Look through the data below and return each line where "colors" appears.

========

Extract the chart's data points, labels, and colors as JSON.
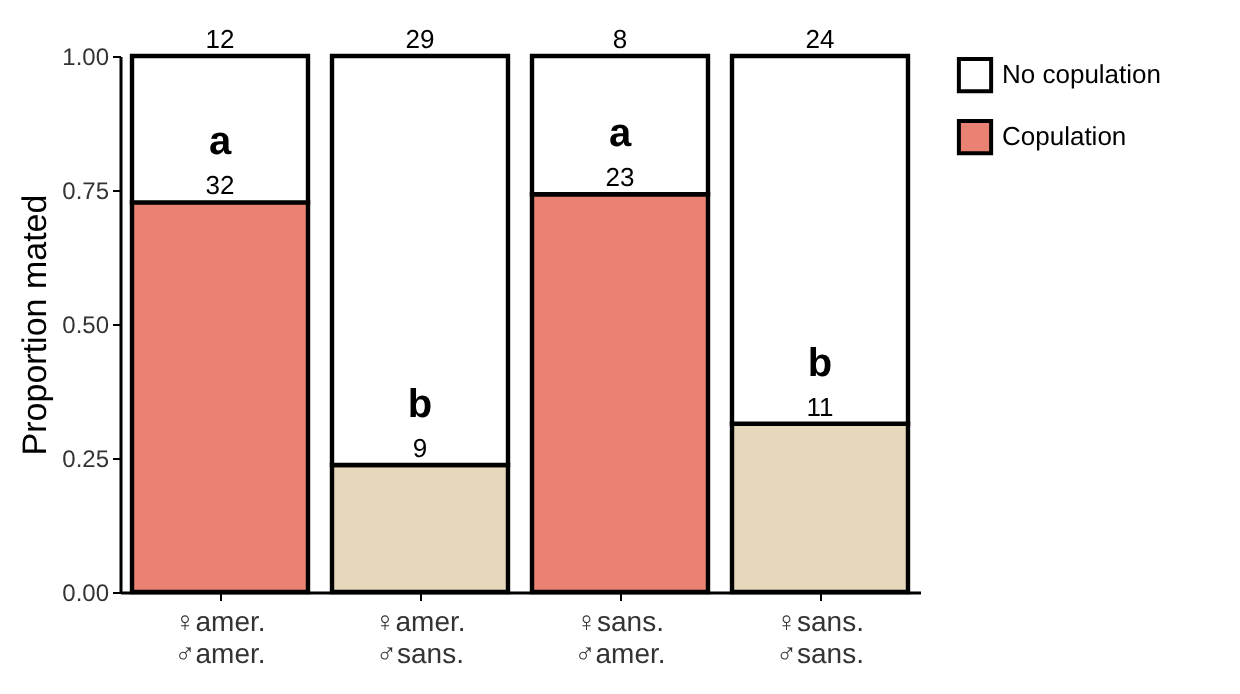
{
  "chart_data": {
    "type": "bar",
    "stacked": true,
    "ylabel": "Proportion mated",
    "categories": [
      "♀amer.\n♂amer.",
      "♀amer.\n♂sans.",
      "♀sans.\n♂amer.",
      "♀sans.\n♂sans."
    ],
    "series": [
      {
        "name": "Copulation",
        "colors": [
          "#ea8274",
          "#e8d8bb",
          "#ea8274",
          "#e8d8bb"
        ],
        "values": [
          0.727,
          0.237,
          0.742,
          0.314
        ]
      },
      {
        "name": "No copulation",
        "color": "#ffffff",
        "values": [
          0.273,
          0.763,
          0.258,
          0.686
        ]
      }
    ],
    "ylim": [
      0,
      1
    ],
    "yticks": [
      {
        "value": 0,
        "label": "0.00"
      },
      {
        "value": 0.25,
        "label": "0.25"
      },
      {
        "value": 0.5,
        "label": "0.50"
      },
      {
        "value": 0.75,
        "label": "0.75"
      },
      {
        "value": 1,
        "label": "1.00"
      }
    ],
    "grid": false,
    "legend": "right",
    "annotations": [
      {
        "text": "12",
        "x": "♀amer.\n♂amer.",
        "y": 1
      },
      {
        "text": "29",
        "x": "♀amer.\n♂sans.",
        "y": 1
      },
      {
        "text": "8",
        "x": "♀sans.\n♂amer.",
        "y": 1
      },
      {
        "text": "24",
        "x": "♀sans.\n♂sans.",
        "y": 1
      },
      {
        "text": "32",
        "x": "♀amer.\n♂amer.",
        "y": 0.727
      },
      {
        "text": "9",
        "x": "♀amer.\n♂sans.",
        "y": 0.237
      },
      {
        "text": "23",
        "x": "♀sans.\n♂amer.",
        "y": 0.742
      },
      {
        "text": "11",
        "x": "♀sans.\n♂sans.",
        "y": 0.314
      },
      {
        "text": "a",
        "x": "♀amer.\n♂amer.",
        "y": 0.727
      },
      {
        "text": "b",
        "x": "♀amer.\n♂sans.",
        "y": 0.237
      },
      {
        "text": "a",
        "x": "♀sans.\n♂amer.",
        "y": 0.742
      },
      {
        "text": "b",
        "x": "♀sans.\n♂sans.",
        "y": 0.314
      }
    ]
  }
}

========

[Answer for this exercise]
Extract the chart's data points, labels, and colors as JSON.
        "colors": [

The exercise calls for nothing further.